▶ Required task: Work out how many lines contain "dalam". Reply with the count alone.
+===+
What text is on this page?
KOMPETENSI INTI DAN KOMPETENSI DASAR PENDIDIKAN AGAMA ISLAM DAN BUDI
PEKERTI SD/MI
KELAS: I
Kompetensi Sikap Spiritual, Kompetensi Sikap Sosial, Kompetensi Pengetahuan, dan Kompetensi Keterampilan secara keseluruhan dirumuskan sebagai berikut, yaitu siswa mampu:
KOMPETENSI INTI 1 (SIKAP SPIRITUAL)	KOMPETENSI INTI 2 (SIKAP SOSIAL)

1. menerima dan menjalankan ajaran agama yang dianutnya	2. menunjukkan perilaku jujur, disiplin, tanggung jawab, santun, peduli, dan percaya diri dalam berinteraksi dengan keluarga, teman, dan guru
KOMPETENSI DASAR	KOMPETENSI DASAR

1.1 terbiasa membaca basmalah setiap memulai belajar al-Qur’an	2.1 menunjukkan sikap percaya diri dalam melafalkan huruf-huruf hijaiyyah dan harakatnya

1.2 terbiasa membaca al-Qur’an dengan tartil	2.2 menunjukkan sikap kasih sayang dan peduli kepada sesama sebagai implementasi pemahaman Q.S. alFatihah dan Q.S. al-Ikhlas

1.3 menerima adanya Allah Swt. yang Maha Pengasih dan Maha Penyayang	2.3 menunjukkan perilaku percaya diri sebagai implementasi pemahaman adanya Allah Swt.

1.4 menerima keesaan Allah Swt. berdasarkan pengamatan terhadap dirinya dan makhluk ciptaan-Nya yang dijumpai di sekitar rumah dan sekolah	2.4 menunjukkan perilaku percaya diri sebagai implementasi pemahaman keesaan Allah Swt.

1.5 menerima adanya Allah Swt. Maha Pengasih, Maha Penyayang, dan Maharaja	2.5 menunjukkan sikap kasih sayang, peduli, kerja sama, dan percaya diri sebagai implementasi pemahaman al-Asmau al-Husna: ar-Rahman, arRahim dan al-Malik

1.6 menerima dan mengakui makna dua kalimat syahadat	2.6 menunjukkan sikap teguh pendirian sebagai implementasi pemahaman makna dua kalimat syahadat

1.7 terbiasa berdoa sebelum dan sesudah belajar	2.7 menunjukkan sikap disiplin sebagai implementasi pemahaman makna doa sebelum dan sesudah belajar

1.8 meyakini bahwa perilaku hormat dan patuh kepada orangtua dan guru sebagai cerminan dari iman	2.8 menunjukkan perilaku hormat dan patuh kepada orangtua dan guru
+===+
▶ Answer: 2